-- Begin --

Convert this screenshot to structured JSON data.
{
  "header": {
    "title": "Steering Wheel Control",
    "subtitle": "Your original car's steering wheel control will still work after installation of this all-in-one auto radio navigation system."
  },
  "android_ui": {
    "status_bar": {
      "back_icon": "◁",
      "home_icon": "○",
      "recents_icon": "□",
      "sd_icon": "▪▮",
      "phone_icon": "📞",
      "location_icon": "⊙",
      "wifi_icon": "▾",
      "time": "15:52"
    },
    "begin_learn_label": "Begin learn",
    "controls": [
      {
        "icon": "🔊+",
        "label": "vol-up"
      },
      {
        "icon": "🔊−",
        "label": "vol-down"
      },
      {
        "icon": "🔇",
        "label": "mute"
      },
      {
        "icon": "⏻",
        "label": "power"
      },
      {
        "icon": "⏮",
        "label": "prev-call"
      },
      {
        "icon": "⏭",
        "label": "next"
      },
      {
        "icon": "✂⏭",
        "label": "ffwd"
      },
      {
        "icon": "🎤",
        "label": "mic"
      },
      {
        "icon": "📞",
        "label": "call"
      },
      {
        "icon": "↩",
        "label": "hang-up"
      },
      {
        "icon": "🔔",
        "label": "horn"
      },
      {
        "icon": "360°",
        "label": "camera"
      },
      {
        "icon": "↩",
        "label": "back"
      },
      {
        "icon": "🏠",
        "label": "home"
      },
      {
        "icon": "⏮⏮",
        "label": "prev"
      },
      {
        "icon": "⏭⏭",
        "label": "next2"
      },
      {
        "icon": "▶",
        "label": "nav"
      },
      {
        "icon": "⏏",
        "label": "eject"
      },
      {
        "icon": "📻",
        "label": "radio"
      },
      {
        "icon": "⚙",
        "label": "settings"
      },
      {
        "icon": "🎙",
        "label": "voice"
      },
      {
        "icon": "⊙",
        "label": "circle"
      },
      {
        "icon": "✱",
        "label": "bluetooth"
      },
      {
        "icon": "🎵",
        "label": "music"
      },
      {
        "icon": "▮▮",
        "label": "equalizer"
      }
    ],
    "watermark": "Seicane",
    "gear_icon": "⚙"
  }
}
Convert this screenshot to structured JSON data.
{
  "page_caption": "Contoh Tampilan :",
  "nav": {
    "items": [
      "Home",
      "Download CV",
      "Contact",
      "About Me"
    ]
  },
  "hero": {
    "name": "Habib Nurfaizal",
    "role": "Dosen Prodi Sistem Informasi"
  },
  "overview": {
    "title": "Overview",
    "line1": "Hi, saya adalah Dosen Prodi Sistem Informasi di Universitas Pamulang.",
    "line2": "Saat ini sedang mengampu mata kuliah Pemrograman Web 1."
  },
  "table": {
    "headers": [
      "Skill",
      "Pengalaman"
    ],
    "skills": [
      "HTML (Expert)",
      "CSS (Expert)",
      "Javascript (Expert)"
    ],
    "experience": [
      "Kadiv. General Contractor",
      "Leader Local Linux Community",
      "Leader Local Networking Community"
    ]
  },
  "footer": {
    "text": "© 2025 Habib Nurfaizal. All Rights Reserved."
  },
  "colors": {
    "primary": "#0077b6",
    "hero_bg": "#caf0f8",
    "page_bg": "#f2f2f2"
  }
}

-- End --

Written instruction:
Transcribe the whole listing with nothing added or left out.

Exercise output:
Convert this screenshot to structured JSON data.
{
  "header": {
    "title": "Steering Wheel Control",
    "subtitle": "Your original car's steering wheel control will still work after installation of this all-in-one auto radio navigation system."
  },
  "android_ui": {
    "status_bar": {
      "back_icon": "◁",
      "home_icon": "○",
      "recents_icon": "□",
      "sd_icon": "▪▮",
      "phone_icon": "📞",
      "location_icon": "⊙",
      "wifi_icon": "▾",
      "time": "15:52"
    },
    "begin_learn_label": "Begin learn",
    "controls": [
      {
        "icon": "🔊+",
        "label": "vol-up"
      },
      {
        "icon": "🔊−",
        "label": "vol-down"
      },
      {
        "icon": "🔇",
        "label": "mute"
      },
      {
        "icon": "⏻",
        "label": "power"
      },
      {
        "icon": "⏮",
        "label": "prev-call"
      },
      {
        "icon": "⏭",
        "label": "next"
      },
      {
        "icon": "✂⏭",
        "label": "ffwd"
      },
      {
        "icon": "🎤",
        "label": "mic"
      },
      {
        "icon": "📞",
        "label": "call"
      },
      {
        "icon": "↩",
        "label": "hang-up"
      },
      {
        "icon": "🔔",
        "label": "horn"
      },
      {
        "icon": "360°",
        "label": "camera"
      },
      {
        "icon": "↩",
        "label": "back"
      },
      {
        "icon": "🏠",
        "label": "home"
      },
      {
        "icon": "⏮⏮",
        "label": "prev"
      },
      {
        "icon": "⏭⏭",
        "label": "next2"
      },
      {
        "icon": "▶",
        "label": "nav"
      },
      {
        "icon": "⏏",
        "label": "eject"
      },
      {
        "icon": "📻",
        "label": "radio"
      },
      {
        "icon": "⚙",
        "label": "settings"
      },
      {
        "icon": "🎙",
        "label": "voice"
      },
      {
        "icon": "⊙",
        "label": "circle"
      },
      {
        "icon": "✱",
        "label": "bluetooth"
      },
      {
        "icon": "🎵",
        "label": "music"
      },
      {
        "icon": "▮▮",
        "label": "equalizer"
      }
    ],
    "watermark": "Seicane",
    "gear_icon": "⚙"
  }
}
Convert this screenshot to structured JSON data.
{
  "page_caption": "Contoh Tampilan :",
  "nav": {
    "items": [
      "Home",
      "Download CV",
      "Contact",
      "About Me"
    ]
  },
  "hero": {
    "name": "Habib Nurfaizal",
    "role": "Dosen Prodi Sistem Informasi"
  },
  "overview": {
    "title": "Overview",
    "line1": "Hi, saya adalah Dosen Prodi Sistem Informasi di Universitas Pamulang.",
    "line2": "Saat ini sedang mengampu mata kuliah Pemrograman Web 1."
  },
  "table": {
    "headers": [
      "Skill",
      "Pengalaman"
    ],
    "skills": [
      "HTML (Expert)",
      "CSS (Expert)",
      "Javascript (Expert)"
    ],
    "experience": [
      "Kadiv. General Contractor",
      "Leader Local Linux Community",
      "Leader Local Networking Community"
    ]
  },
  "footer": {
    "text": "© 2025 Habib Nurfaizal. All Rights Reserved."
  },
  "colors": {
    "primary": "#0077b6",
    "hero_bg": "#caf0f8",
    "page_bg": "#f2f2f2"
  }
}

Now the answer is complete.